▸ ABOUT THIS TASK
From the first line to the last, transcribe the data exactly.

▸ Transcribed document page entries
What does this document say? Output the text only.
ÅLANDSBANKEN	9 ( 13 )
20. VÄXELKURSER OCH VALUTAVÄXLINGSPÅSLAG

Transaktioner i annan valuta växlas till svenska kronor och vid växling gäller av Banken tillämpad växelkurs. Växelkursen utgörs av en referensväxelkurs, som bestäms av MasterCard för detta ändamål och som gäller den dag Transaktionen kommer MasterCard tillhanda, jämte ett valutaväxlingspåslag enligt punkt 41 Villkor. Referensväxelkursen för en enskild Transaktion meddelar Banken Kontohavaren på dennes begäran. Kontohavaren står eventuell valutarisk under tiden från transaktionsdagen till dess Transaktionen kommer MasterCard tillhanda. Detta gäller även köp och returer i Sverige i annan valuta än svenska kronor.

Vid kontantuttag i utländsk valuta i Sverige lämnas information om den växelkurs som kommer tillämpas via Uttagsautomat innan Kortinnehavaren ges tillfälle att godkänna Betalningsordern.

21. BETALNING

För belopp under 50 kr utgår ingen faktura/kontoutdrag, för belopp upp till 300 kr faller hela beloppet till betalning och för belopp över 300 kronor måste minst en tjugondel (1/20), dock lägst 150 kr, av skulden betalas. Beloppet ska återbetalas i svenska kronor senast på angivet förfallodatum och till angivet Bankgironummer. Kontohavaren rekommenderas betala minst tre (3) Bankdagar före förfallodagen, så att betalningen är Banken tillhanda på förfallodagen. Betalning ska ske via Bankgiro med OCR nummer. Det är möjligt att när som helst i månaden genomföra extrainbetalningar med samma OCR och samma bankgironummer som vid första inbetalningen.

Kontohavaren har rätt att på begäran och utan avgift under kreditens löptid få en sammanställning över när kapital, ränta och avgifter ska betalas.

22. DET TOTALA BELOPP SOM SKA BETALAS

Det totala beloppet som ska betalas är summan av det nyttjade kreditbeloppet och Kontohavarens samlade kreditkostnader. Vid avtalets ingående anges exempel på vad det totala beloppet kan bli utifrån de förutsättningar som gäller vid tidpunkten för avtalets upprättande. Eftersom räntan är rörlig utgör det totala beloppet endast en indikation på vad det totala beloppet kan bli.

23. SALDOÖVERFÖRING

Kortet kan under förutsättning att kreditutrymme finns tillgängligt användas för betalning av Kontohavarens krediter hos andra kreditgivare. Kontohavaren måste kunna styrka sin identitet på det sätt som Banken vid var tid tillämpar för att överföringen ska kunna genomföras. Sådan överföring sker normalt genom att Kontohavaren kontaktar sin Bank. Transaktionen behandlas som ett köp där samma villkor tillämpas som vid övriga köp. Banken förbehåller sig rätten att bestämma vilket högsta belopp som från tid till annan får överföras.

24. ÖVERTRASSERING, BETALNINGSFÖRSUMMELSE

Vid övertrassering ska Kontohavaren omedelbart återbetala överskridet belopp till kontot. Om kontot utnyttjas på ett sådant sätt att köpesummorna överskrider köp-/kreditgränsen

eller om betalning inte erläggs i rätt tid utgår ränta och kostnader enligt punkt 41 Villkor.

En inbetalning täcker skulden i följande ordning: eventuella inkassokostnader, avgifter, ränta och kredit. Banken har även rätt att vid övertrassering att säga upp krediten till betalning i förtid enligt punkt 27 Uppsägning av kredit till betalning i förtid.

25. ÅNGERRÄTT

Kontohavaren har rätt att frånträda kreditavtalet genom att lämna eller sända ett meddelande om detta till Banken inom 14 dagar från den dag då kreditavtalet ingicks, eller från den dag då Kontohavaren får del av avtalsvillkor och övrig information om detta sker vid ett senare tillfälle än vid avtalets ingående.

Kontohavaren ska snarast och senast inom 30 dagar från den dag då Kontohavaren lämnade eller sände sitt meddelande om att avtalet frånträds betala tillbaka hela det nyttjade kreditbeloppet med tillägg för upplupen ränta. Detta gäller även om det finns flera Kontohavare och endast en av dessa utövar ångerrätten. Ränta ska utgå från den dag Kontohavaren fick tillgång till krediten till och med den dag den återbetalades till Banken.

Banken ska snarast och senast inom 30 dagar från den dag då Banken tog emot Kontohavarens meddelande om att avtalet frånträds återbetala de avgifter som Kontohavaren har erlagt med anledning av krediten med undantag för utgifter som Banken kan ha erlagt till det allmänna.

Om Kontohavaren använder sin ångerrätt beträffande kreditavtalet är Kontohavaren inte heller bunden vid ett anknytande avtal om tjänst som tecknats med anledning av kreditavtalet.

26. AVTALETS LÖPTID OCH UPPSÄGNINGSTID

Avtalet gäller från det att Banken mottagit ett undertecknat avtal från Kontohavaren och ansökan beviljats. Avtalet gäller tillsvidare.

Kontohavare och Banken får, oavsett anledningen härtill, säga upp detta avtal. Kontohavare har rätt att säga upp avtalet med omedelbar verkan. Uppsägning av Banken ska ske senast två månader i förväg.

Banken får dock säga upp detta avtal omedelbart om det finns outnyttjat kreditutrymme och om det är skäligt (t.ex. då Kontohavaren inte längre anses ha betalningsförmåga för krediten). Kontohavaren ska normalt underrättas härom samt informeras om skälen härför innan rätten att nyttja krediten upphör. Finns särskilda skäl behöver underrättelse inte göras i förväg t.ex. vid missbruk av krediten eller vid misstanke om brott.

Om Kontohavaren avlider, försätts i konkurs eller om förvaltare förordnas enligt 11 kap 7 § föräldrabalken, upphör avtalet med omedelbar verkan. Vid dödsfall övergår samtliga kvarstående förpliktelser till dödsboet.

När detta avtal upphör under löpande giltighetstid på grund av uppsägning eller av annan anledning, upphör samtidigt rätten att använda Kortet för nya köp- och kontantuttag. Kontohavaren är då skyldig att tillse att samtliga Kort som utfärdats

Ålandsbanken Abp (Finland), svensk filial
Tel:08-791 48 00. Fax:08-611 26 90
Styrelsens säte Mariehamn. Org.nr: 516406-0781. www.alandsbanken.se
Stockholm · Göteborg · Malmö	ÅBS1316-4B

▸ REPLY
What does this document say? Output the text only.
ÅLANDSBANKEN	9 ( 13 )
20. VÄXELKURSER OCH VALUTAVÄXLINGSPÅSLAG

Transaktioner i annan valuta växlas till svenska kronor och vid växling gäller av Banken tillämpad växelkurs. Växelkursen utgörs av en referensväxelkurs, som bestäms av MasterCard för detta ändamål och som gäller den dag Transaktionen kommer MasterCard tillhanda, jämte ett valutaväxlingspåslag enligt punkt 41 Villkor. Referensväxelkursen för en enskild Transaktion meddelar Banken Kontohavaren på dennes begäran. Kontohavaren står eventuell valutarisk under tiden från transaktionsdagen till dess Transaktionen kommer MasterCard tillhanda. Detta gäller även köp och returer i Sverige i annan valuta än svenska kronor.

Vid kontantuttag i utländsk valuta i Sverige lämnas information om den växelkurs som kommer tillämpas via Uttagsautomat innan Kortinnehavaren ges tillfälle att godkänna Betalningsordern.

21. BETALNING

För belopp under 50 kr utgår ingen faktura/kontoutdrag, för belopp upp till 300 kr faller hela beloppet till betalning och för belopp över 300 kronor måste minst en tjugondel (1/20), dock lägst 150 kr, av skulden betalas. Beloppet ska återbetalas i svenska kronor senast på angivet förfallodatum och till angivet Bankgironummer. Kontohavaren rekommenderas betala minst tre (3) Bankdagar före förfallodagen, så att betalningen är Banken tillhanda på förfallodagen. Betalning ska ske via Bankgiro med OCR nummer. Det är möjligt att när som helst i månaden genomföra extrainbetalningar med samma OCR och samma bankgironummer som vid första inbetalningen.

Kontohavaren har rätt att på begäran och utan avgift under kreditens löptid få en sammanställning över när kapital, ränta och avgifter ska betalas.

22. DET TOTALA BELOPP SOM SKA BETALAS

Det totala beloppet som ska betalas är summan av det nyttjade kreditbeloppet och Kontohavarens samlade kreditkostnader. Vid avtalets ingående anges exempel på vad det totala beloppet kan bli utifrån de förutsättningar som gäller vid tidpunkten för avtalets upprättande. Eftersom räntan är rörlig utgör det totala beloppet endast en indikation på vad det totala beloppet kan bli.

23. SALDOÖVERFÖRING

Kortet kan under förutsättning att kreditutrymme finns tillgängligt användas för betalning av Kontohavarens krediter hos andra kreditgivare. Kontohavaren måste kunna styrka sin identitet på det sätt som Banken vid var tid tillämpar för att överföringen ska kunna genomföras. Sådan överföring sker normalt genom att Kontohavaren kontaktar sin Bank. Transaktionen behandlas som ett köp där samma villkor tillämpas som vid övriga köp. Banken förbehåller sig rätten att bestämma vilket högsta belopp som från tid till annan får överföras.

24. ÖVERTRASSERING, BETALNINGSFÖRSUMMELSE

Vid övertrassering ska Kontohavaren omedelbart återbetala överskridet belopp till kontot. Om kontot utnyttjas på ett sådant sätt att köpesummorna överskrider köp-/kreditgränsen

eller om betalning inte erläggs i rätt tid utgår ränta och kostnader enligt punkt 41 Villkor.

En inbetalning täcker skulden i följande ordning: eventuella inkassokostnader, avgifter, ränta och kredit. Banken har även rätt att vid övertrassering att säga upp krediten till betalning i förtid enligt punkt 27 Uppsägning av kredit till betalning i förtid.

25. ÅNGERRÄTT

Kontohavaren har rätt att frånträda kreditavtalet genom att lämna eller sända ett meddelande om detta till Banken inom 14 dagar från den dag då kreditavtalet ingicks, eller från den dag då Kontohavaren får del av avtalsvillkor och övrig information om detta sker vid ett senare tillfälle än vid avtalets ingående.

Kontohavaren ska snarast och senast inom 30 dagar från den dag då Kontohavaren lämnade eller sände sitt meddelande om att avtalet frånträds betala tillbaka hela det nyttjade kreditbeloppet med tillägg för upplupen ränta. Detta gäller även om det finns flera Kontohavare och endast en av dessa utövar ångerrätten. Ränta ska utgå från den dag Kontohavaren fick tillgång till krediten till och med den dag den återbetalades till Banken.

Banken ska snarast och senast inom 30 dagar från den dag då Banken tog emot Kontohavarens meddelande om att avtalet frånträds återbetala de avgifter som Kontohavaren har erlagt med anledning av krediten med undantag för utgifter som Banken kan ha erlagt till det allmänna.

Om Kontohavaren använder sin ångerrätt beträffande kreditavtalet är Kontohavaren inte heller bunden vid ett anknytande avtal om tjänst som tecknats med anledning av kreditavtalet.

26. AVTALETS LÖPTID OCH UPPSÄGNINGSTID

Avtalet gäller från det att Banken mottagit ett undertecknat avtal från Kontohavaren och ansökan beviljats. Avtalet gäller tillsvidare.

Kontohavare och Banken får, oavsett anledningen härtill, säga upp detta avtal. Kontohavare har rätt att säga upp avtalet med omedelbar verkan. Uppsägning av Banken ska ske senast två månader i förväg.

Banken får dock säga upp detta avtal omedelbart om det finns outnyttjat kreditutrymme och om det är skäligt (t.ex. då Kontohavaren inte längre anses ha betalningsförmåga för krediten). Kontohavaren ska normalt underrättas härom samt informeras om skälen härför innan rätten att nyttja krediten upphör. Finns särskilda skäl behöver underrättelse inte göras i förväg t.ex. vid missbruk av krediten eller vid misstanke om brott.

Om Kontohavaren avlider, försätts i konkurs eller om förvaltare förordnas enligt 11 kap 7 § föräldrabalken, upphör avtalet med omedelbar verkan. Vid dödsfall övergår samtliga kvarstående förpliktelser till dödsboet.

När detta avtal upphör under löpande giltighetstid på grund av uppsägning eller av annan anledning, upphör samtidigt rätten att använda Kortet för nya köp- och kontantuttag. Kontohavaren är då skyldig att tillse att samtliga Kort som utfärdats

Ålandsbanken Abp (Finland), svensk filial
Tel:08-791 48 00. Fax:08-611 26 90
Styrelsens säte Mariehamn. Org.nr: 516406-0781. www.alandsbanken.se
Stockholm · Göteborg · Malmö	ÅBS1316-4B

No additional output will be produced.